WHAT IS BEING ASKED: Print the data exactly, leaving nothing out.

RECORDED DATA:
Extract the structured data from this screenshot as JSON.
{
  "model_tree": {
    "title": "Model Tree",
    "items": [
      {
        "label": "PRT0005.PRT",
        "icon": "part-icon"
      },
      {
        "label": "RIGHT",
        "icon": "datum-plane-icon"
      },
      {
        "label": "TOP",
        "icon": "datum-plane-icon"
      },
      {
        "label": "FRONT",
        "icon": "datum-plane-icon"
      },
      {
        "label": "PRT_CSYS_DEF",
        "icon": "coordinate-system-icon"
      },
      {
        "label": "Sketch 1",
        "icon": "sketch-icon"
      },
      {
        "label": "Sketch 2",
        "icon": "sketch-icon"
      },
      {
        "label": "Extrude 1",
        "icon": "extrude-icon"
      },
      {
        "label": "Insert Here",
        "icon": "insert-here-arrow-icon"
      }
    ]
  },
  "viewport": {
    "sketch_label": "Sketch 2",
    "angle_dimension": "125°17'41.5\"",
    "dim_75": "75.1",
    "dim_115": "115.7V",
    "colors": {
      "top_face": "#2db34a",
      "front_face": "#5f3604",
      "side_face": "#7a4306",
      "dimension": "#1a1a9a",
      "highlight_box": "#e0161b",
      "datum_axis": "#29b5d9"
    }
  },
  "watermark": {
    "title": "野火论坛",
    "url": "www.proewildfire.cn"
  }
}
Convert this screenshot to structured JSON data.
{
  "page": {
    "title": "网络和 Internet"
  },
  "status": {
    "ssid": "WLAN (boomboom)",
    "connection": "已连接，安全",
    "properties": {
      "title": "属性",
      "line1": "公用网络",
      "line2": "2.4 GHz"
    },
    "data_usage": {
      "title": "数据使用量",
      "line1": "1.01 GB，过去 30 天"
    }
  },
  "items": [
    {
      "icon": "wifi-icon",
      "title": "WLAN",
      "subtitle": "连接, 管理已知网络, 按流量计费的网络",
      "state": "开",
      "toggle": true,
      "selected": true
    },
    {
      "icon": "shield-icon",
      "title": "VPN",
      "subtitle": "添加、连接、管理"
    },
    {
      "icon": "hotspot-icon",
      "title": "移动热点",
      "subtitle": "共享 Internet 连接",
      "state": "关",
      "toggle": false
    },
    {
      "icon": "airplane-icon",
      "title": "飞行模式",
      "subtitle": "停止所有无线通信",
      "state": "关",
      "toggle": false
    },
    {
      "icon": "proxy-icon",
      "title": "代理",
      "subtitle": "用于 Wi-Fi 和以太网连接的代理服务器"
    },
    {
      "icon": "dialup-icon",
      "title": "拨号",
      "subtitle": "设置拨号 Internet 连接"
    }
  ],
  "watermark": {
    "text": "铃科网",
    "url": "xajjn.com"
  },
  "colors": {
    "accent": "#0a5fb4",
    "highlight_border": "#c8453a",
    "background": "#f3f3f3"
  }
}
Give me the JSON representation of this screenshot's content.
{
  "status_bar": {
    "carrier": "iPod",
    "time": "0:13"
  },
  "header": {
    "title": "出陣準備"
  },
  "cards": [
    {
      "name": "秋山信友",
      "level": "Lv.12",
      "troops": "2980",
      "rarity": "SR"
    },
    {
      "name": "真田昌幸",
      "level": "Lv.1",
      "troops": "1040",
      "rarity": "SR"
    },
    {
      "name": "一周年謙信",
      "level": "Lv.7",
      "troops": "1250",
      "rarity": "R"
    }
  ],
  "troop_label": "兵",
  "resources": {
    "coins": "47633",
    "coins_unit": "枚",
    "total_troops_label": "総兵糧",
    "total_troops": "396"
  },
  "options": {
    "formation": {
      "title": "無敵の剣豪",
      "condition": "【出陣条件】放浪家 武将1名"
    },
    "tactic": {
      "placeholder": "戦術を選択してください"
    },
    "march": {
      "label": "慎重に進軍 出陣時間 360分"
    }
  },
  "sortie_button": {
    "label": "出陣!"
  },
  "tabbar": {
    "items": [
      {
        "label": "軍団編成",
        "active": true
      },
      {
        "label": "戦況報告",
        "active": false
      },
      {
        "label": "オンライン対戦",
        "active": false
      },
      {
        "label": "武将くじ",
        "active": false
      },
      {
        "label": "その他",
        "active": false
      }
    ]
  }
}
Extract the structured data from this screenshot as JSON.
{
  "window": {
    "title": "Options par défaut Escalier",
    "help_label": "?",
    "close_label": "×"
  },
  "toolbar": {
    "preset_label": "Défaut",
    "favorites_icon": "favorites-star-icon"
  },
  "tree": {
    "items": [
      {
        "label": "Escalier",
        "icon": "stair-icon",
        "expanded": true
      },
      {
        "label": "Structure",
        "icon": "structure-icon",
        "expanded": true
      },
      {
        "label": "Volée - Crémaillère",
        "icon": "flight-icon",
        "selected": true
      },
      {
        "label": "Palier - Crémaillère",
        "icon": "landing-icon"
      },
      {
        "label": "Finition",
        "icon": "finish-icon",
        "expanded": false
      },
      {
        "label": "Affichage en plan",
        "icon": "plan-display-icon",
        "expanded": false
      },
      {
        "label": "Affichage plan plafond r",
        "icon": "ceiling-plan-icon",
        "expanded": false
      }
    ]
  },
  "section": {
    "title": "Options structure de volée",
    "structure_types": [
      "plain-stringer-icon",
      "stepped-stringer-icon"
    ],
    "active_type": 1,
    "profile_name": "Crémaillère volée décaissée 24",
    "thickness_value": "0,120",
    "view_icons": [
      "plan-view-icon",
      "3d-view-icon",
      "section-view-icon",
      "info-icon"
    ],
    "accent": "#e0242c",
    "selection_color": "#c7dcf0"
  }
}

TASK RESULT:
Extract the structured data from this screenshot as JSON.
{
  "model_tree": {
    "title": "Model Tree",
    "items": [
      {
        "label": "PRT0005.PRT",
        "icon": "part-icon"
      },
      {
        "label": "RIGHT",
        "icon": "datum-plane-icon"
      },
      {
        "label": "TOP",
        "icon": "datum-plane-icon"
      },
      {
        "label": "FRONT",
        "icon": "datum-plane-icon"
      },
      {
        "label": "PRT_CSYS_DEF",
        "icon": "coordinate-system-icon"
      },
      {
        "label": "Sketch 1",
        "icon": "sketch-icon"
      },
      {
        "label": "Sketch 2",
        "icon": "sketch-icon"
      },
      {
        "label": "Extrude 1",
        "icon": "extrude-icon"
      },
      {
        "label": "Insert Here",
        "icon": "insert-here-arrow-icon"
      }
    ]
  },
  "viewport": {
    "sketch_label": "Sketch 2",
    "angle_dimension": "125°17'41.5\"",
    "dim_75": "75.1",
    "dim_115": "115.7V",
    "colors": {
      "top_face": "#2db34a",
      "front_face": "#5f3604",
      "side_face": "#7a4306",
      "dimension": "#1a1a9a",
      "highlight_box": "#e0161b",
      "datum_axis": "#29b5d9"
    }
  },
  "watermark": {
    "title": "野火论坛",
    "url": "www.proewildfire.cn"
  }
}
Convert this screenshot to structured JSON data.
{
  "page": {
    "title": "网络和 Internet"
  },
  "status": {
    "ssid": "WLAN (boomboom)",
    "connection": "已连接，安全",
    "properties": {
      "title": "属性",
      "line1": "公用网络",
      "line2": "2.4 GHz"
    },
    "data_usage": {
      "title": "数据使用量",
      "line1": "1.01 GB，过去 30 天"
    }
  },
  "items": [
    {
      "icon": "wifi-icon",
      "title": "WLAN",
      "subtitle": "连接, 管理已知网络, 按流量计费的网络",
      "state": "开",
      "toggle": true,
      "selected": true
    },
    {
      "icon": "shield-icon",
      "title": "VPN",
      "subtitle": "添加、连接、管理"
    },
    {
      "icon": "hotspot-icon",
      "title": "移动热点",
      "subtitle": "共享 Internet 连接",
      "state": "关",
      "toggle": false
    },
    {
      "icon": "airplane-icon",
      "title": "飞行模式",
      "subtitle": "停止所有无线通信",
      "state": "关",
      "toggle": false
    },
    {
      "icon": "proxy-icon",
      "title": "代理",
      "subtitle": "用于 Wi-Fi 和以太网连接的代理服务器"
    },
    {
      "icon": "dialup-icon",
      "title": "拨号",
      "subtitle": "设置拨号 Internet 连接"
    }
  ],
  "watermark": {
    "text": "铃科网",
    "url": "xajjn.com"
  },
  "colors": {
    "accent": "#0a5fb4",
    "highlight_border": "#c8453a",
    "background": "#f3f3f3"
  }
}
Give me the JSON representation of this screenshot's content.
{
  "status_bar": {
    "carrier": "iPod",
    "time": "0:13"
  },
  "header": {
    "title": "出陣準備"
  },
  "cards": [
    {
      "name": "秋山信友",
      "level": "Lv.12",
      "troops": "2980",
      "rarity": "SR"
    },
    {
      "name": "真田昌幸",
      "level": "Lv.1",
      "troops": "1040",
      "rarity": "SR"
    },
    {
      "name": "一周年謙信",
      "level": "Lv.7",
      "troops": "1250",
      "rarity": "R"
    }
  ],
  "troop_label": "兵",
  "resources": {
    "coins": "47633",
    "coins_unit": "枚",
    "total_troops_label": "総兵糧",
    "total_troops": "396"
  },
  "options": {
    "formation": {
      "title": "無敵の剣豪",
      "condition": "【出陣条件】放浪家 武将1名"
    },
    "tactic": {
      "placeholder": "戦術を選択してください"
    },
    "march": {
      "label": "慎重に進軍 出陣時間 360分"
    }
  },
  "sortie_button": {
    "label": "出陣!"
  },
  "tabbar": {
    "items": [
      {
        "label": "軍団編成",
        "active": true
      },
      {
        "label": "戦況報告",
        "active": false
      },
      {
        "label": "オンライン対戦",
        "active": false
      },
      {
        "label": "武将くじ",
        "active": false
      },
      {
        "label": "その他",
        "active": false
      }
    ]
  }
}
Extract the structured data from this screenshot as JSON.
{
  "window": {
    "title": "Options par défaut Escalier",
    "help_label": "?",
    "close_label": "×"
  },
  "toolbar": {
    "preset_label": "Défaut",
    "favorites_icon": "favorites-star-icon"
  },
  "tree": {
    "items": [
      {
        "label": "Escalier",
        "icon": "stair-icon",
        "expanded": true
      },
      {
        "label": "Structure",
        "icon": "structure-icon",
        "expanded": true
      },
      {
        "label": "Volée - Crémaillère",
        "icon": "flight-icon",
        "selected": true
      },
      {
        "label": "Palier - Crémaillère",
        "icon": "landing-icon"
      },
      {
        "label": "Finition",
        "icon": "finish-icon",
        "expanded": false
      },
      {
        "label": "Affichage en plan",
        "icon": "plan-display-icon",
        "expanded": false
      },
      {
        "label": "Affichage plan plafond r",
        "icon": "ceiling-plan-icon",
        "expanded": false
      }
    ]
  },
  "section": {
    "title": "Options structure de volée",
    "structure_types": [
      "plain-stringer-icon",
      "stepped-stringer-icon"
    ],
    "active_type": 1,
    "profile_name": "Crémaillère volée décaissée 24",
    "thickness_value": "0,120",
    "view_icons": [
      "plan-view-icon",
      "3d-view-icon",
      "section-view-icon",
      "info-icon"
    ],
    "accent": "#e0242c",
    "selection_color": "#c7dcf0"
  }
}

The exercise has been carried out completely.